- EXERCISE REQUIREMENTS
For the records below, say how many lines contain the string "unit". Give the number only.

···

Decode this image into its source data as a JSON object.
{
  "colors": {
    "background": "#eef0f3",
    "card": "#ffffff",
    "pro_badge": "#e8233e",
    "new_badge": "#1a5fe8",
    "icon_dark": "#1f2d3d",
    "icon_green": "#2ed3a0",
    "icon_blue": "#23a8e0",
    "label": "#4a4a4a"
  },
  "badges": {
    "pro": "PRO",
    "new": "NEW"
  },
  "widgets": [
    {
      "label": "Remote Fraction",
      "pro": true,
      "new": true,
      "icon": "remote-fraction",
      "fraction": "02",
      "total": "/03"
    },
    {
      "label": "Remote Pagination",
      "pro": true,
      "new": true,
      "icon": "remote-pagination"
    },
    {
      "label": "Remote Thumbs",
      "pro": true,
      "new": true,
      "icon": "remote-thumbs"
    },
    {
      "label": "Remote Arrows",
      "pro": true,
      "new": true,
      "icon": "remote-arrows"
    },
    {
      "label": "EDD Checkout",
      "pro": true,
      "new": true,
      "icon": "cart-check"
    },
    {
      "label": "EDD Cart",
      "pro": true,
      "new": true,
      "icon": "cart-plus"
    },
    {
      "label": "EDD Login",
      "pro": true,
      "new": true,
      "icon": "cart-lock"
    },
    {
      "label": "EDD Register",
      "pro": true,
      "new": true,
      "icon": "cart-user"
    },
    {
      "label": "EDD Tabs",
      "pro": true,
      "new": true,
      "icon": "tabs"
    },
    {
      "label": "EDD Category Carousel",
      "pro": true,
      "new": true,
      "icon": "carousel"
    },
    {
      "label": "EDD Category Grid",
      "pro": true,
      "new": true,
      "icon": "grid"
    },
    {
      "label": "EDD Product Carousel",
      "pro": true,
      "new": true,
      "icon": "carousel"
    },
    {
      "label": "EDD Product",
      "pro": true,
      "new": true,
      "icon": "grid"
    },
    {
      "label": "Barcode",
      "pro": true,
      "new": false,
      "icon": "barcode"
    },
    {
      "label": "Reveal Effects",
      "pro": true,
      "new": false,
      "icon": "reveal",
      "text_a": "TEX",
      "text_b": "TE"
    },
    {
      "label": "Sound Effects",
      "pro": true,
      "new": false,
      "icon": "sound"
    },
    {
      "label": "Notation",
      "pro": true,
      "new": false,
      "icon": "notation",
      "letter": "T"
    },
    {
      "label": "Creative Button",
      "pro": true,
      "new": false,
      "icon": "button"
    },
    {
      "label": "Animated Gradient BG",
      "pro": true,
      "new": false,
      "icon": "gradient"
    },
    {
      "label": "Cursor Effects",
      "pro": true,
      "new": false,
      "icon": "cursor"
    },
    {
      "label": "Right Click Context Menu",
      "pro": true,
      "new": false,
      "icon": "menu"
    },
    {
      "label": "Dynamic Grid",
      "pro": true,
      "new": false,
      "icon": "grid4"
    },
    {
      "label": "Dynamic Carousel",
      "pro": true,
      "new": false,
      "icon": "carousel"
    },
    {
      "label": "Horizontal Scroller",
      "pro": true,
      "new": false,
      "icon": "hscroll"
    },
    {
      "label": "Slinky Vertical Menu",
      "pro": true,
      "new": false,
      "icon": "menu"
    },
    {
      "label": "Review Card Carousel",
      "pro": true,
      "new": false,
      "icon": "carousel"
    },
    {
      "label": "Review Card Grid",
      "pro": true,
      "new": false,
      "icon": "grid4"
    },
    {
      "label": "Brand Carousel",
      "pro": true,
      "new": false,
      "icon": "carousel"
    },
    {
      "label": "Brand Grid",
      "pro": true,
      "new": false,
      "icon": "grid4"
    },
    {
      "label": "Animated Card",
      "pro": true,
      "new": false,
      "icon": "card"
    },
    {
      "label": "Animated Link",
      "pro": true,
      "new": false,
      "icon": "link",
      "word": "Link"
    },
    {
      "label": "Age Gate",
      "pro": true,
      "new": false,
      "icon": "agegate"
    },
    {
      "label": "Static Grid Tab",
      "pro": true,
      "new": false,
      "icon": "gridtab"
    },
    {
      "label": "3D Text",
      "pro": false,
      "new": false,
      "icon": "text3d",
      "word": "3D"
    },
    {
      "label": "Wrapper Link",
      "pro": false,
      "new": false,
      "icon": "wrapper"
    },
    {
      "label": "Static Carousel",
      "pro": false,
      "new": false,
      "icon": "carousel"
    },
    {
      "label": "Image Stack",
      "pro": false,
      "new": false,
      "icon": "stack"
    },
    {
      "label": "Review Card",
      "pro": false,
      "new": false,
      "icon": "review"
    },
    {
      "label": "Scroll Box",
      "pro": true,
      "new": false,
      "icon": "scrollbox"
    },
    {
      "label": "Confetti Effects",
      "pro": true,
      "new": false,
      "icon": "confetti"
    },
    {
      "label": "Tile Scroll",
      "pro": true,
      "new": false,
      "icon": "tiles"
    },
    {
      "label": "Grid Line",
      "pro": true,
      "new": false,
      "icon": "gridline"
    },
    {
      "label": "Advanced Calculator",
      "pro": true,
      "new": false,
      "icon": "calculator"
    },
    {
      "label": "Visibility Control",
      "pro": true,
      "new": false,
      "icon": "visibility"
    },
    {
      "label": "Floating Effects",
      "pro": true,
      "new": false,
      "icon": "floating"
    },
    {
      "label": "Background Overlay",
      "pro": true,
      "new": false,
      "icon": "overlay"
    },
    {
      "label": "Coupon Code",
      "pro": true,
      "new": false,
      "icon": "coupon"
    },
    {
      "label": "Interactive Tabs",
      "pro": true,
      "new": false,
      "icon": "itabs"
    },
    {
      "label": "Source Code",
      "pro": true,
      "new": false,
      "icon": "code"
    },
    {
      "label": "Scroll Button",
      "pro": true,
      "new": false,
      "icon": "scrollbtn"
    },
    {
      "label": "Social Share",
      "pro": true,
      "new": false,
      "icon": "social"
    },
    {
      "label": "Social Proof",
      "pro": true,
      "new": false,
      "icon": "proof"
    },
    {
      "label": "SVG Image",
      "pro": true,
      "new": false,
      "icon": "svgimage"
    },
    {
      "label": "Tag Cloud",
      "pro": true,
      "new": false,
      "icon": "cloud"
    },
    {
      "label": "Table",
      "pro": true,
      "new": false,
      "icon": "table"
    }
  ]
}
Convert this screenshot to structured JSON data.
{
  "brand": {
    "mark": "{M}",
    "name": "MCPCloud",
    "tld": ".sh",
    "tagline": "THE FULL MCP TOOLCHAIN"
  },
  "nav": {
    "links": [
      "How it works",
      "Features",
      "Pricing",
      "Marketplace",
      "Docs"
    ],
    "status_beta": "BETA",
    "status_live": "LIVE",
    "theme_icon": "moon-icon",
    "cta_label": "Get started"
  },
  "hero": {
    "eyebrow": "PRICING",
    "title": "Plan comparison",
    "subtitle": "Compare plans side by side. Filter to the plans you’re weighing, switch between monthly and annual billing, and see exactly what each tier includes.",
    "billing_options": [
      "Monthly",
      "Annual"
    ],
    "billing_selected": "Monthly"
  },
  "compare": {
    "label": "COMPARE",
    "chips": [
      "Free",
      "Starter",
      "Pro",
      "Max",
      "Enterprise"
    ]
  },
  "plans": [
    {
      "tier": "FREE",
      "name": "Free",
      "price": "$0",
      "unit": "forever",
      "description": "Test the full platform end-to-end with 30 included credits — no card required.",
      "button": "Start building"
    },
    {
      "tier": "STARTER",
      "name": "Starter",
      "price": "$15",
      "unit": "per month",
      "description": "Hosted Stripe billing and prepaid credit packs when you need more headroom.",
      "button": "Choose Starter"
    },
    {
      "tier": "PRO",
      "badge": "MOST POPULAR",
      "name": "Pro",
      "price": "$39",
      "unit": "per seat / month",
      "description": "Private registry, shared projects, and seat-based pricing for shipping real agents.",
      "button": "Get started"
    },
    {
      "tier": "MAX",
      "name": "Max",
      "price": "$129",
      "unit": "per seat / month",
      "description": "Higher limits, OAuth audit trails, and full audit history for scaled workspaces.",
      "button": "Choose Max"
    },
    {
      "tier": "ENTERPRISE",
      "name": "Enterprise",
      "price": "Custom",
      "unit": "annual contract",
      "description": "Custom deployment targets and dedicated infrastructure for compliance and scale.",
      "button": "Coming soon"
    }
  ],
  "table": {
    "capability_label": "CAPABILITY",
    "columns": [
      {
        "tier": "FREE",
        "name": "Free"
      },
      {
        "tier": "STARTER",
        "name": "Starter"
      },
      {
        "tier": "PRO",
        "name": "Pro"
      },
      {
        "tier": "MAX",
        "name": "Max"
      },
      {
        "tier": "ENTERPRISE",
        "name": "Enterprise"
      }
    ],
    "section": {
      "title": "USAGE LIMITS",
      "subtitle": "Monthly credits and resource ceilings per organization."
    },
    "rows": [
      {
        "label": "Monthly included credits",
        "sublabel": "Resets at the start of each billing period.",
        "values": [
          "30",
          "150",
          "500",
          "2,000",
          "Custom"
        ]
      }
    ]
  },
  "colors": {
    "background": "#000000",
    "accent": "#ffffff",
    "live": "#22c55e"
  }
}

···

- WRITTEN ANSWER
5